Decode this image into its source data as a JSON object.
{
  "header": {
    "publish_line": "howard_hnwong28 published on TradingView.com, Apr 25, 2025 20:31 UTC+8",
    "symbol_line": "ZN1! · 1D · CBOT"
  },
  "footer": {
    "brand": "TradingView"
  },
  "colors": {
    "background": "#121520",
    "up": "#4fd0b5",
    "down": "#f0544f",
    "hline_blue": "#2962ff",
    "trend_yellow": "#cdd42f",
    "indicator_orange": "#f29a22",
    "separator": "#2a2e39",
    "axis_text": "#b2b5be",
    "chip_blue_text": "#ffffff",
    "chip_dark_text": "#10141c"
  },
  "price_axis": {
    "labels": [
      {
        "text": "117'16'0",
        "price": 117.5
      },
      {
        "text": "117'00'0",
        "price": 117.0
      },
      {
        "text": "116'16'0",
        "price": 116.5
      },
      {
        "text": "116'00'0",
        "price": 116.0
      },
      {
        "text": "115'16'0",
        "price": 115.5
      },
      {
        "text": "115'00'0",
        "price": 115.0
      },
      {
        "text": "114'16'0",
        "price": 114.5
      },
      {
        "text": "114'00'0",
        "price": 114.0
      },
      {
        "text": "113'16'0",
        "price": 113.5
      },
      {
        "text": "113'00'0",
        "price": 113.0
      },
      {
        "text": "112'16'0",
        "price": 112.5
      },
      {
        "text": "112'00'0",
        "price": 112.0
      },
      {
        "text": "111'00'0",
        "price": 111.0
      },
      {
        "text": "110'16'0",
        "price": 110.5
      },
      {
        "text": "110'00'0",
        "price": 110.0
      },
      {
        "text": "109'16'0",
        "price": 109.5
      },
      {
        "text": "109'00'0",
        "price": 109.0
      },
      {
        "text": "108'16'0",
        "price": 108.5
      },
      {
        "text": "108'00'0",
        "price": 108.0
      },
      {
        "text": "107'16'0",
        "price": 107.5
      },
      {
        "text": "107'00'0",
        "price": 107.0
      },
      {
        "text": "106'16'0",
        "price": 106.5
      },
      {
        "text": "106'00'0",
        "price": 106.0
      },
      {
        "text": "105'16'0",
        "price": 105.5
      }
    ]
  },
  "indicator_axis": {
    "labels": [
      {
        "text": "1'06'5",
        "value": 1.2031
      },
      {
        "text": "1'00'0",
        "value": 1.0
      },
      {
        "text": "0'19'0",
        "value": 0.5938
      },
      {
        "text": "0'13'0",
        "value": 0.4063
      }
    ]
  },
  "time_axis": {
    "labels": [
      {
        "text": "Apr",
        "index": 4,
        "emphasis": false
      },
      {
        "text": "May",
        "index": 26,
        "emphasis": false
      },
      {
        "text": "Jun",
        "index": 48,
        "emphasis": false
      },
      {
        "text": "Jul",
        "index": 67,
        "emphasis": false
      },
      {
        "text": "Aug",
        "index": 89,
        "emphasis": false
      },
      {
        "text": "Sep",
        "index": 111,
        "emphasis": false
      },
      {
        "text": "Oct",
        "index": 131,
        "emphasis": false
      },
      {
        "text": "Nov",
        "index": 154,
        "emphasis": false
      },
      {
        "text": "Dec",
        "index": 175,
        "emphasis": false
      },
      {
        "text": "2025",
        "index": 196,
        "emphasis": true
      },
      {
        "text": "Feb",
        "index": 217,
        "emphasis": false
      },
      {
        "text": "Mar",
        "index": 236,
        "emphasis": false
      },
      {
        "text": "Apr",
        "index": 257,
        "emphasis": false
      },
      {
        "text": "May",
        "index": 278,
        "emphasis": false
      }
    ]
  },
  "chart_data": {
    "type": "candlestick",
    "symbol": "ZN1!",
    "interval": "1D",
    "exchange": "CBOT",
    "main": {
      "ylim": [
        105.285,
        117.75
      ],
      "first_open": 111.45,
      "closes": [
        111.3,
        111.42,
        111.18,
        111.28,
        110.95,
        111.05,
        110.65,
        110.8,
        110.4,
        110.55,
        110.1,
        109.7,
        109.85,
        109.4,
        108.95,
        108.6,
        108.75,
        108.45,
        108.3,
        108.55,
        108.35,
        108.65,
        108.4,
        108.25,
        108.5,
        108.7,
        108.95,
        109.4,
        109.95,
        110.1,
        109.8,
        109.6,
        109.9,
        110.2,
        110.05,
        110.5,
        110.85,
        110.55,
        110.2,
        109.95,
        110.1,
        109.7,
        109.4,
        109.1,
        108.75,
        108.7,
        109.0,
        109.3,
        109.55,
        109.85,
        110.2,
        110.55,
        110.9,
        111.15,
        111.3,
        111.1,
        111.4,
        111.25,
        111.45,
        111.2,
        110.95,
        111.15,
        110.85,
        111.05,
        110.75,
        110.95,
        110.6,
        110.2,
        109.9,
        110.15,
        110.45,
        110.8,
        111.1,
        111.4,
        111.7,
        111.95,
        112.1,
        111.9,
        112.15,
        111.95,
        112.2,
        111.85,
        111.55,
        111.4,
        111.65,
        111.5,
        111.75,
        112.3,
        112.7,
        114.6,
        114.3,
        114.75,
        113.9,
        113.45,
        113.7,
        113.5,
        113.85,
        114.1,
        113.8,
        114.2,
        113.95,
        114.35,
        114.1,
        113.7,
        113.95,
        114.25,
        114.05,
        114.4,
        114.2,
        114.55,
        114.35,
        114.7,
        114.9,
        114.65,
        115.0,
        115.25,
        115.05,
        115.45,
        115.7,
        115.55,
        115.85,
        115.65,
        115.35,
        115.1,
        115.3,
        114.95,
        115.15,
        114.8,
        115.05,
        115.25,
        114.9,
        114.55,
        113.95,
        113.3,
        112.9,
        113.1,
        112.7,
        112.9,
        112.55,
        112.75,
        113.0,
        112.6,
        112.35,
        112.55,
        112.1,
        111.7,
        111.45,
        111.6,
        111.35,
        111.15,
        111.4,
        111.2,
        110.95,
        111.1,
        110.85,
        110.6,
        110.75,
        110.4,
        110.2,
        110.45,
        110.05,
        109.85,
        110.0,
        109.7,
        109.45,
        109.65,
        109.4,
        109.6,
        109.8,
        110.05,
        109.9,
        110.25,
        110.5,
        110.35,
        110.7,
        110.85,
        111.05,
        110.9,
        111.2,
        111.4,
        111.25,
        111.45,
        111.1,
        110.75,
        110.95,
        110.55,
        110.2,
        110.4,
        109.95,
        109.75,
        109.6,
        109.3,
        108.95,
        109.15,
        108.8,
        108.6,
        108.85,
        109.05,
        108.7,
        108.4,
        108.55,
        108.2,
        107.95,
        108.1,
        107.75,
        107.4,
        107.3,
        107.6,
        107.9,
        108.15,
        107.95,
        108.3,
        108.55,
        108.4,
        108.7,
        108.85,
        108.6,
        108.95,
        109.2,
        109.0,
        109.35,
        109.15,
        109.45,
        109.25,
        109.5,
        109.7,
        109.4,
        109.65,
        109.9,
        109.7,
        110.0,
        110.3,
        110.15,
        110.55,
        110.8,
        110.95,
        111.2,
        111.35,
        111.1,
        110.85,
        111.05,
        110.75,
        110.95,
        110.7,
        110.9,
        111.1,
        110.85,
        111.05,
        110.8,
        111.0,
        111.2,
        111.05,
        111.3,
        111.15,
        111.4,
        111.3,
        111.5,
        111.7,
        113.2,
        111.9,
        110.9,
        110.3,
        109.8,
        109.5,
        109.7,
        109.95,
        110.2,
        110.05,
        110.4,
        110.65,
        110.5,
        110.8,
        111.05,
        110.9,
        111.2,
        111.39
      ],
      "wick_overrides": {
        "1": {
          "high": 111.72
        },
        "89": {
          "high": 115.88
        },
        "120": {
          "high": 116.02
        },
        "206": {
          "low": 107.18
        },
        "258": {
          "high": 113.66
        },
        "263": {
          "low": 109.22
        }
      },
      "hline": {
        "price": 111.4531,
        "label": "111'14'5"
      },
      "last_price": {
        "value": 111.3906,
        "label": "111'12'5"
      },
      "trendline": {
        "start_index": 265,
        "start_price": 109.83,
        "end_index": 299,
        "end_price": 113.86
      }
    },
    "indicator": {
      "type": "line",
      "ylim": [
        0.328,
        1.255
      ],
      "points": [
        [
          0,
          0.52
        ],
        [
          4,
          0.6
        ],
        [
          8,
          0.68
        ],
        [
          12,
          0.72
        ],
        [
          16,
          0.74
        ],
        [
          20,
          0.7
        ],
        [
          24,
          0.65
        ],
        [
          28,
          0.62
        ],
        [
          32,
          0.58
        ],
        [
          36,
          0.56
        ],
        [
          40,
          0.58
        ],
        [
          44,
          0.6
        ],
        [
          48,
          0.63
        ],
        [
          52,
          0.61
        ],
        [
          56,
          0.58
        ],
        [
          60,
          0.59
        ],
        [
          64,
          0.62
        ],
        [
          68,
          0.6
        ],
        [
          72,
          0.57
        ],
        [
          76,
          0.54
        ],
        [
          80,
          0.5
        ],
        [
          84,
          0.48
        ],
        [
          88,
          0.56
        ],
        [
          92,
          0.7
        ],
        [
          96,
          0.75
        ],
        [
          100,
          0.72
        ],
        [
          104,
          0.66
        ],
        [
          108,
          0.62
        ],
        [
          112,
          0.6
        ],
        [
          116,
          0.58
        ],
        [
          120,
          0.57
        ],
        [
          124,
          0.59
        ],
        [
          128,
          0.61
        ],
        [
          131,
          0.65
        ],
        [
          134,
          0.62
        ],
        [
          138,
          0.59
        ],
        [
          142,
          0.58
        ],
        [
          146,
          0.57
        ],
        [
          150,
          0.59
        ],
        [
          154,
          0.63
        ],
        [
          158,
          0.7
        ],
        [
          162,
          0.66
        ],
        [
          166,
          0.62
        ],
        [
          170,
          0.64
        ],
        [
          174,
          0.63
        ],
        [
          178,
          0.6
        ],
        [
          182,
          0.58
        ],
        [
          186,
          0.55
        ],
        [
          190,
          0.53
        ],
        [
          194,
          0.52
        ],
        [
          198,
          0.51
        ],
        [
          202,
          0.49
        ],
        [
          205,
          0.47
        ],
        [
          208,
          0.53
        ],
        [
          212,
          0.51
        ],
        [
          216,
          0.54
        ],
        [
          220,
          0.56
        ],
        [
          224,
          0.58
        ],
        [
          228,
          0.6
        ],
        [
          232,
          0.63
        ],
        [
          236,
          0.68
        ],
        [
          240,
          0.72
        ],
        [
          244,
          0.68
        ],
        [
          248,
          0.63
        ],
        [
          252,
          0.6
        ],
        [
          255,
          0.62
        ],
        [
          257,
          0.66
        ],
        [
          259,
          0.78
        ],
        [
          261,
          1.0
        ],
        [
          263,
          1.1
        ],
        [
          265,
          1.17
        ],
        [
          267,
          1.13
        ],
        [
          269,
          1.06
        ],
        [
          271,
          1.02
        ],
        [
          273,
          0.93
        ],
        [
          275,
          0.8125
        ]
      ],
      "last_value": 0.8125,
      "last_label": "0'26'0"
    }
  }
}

(WORK TO COMPLETE) Lines holding the word "high" in the entries above are the ones to pull out. Copy them all.

(TASK RESULT)
          "high": 111.72
          "high": 115.88
          "high": 116.02
          "high": 113.66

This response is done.